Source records
################

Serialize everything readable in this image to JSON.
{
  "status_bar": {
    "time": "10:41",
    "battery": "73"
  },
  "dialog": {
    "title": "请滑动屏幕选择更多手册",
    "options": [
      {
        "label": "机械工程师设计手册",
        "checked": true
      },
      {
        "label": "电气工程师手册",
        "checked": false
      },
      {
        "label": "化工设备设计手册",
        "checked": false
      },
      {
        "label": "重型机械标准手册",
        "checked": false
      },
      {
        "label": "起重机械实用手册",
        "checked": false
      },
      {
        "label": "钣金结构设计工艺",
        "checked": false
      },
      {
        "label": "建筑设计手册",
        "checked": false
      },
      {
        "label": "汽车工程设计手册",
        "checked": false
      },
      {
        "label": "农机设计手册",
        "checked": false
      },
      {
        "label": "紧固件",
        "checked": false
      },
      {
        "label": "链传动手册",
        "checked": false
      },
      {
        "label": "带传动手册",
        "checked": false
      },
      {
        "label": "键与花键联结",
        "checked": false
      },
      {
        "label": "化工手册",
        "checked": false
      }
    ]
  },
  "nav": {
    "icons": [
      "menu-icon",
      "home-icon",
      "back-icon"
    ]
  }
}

################

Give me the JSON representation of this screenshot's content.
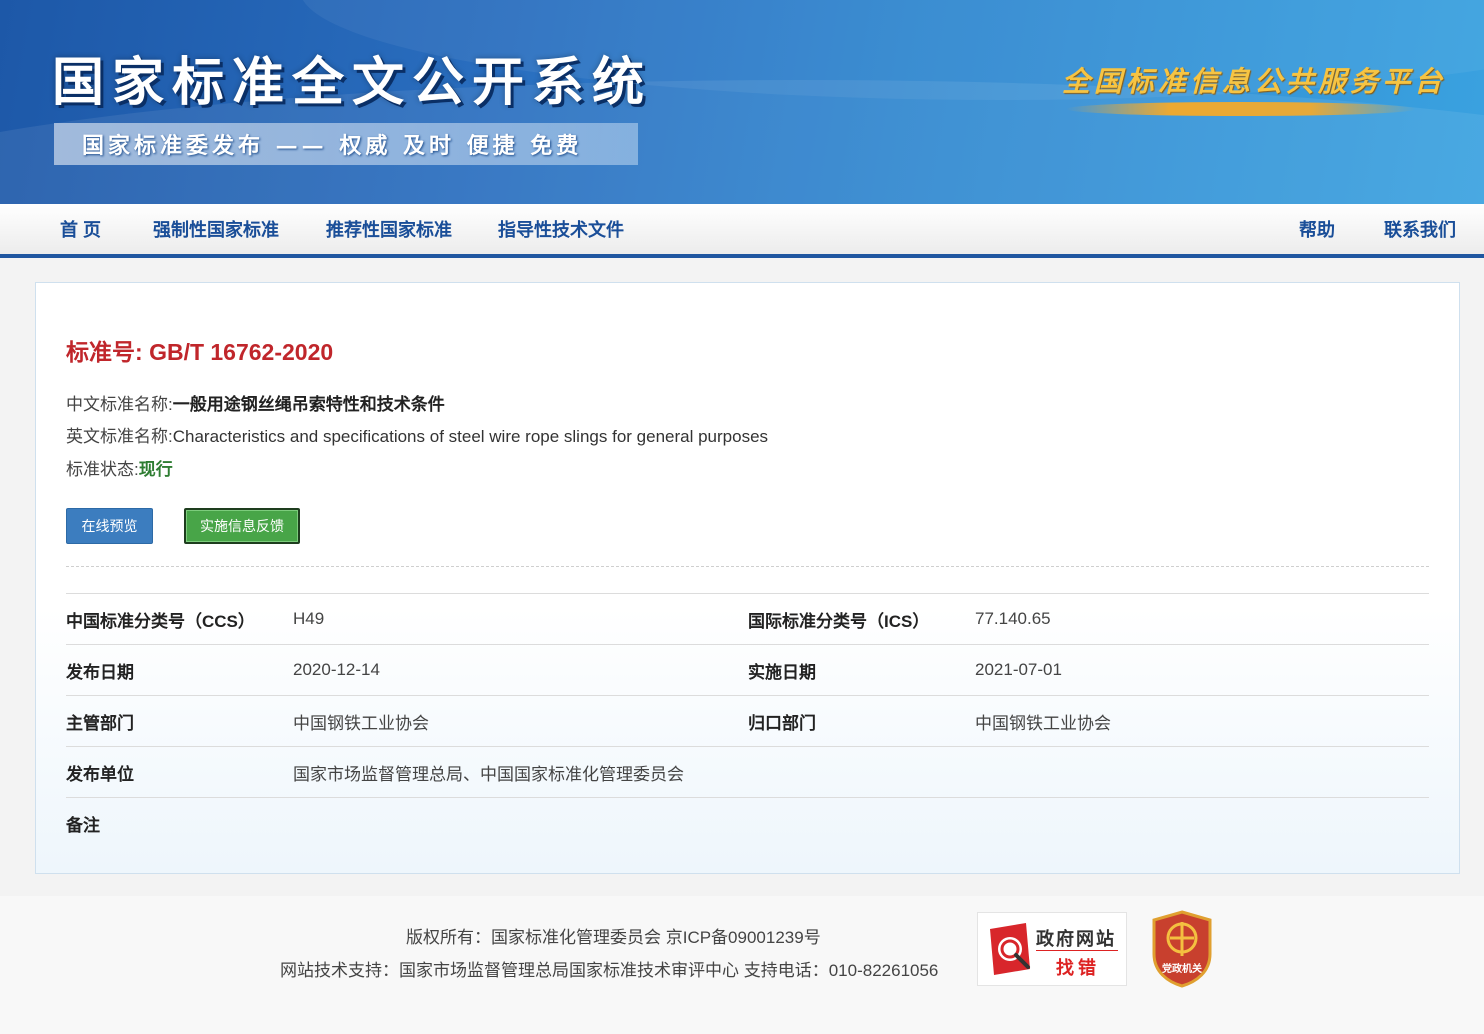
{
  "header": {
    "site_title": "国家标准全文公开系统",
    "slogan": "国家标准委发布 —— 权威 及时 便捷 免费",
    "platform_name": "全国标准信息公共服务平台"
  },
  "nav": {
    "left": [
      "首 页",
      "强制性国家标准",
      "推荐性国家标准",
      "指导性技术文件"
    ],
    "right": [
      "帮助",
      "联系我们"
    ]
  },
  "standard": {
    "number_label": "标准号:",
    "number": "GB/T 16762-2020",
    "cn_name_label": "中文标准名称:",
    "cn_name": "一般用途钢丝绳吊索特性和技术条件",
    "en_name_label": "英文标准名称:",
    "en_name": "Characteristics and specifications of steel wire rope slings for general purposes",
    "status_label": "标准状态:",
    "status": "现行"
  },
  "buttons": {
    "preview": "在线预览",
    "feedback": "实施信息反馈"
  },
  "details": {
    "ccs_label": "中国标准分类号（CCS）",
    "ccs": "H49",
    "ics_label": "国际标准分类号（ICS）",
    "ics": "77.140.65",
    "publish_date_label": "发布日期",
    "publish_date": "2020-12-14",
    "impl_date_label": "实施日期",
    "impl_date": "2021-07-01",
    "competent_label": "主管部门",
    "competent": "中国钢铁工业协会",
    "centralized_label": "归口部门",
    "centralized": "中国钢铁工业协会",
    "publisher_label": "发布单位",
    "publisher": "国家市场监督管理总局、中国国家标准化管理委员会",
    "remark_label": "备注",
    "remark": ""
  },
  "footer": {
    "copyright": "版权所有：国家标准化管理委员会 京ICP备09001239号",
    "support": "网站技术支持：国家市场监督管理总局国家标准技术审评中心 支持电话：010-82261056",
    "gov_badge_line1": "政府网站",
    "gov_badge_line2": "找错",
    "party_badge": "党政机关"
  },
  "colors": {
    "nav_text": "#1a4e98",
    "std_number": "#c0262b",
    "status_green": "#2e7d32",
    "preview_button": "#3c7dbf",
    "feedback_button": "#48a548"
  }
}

################

Directions: Find each line holding "中国钢铁工业协会". Copy it out.

Solution for this exercise:
    "competent": "中国钢铁工业协会",
    "centralized": "中国钢铁工业协会",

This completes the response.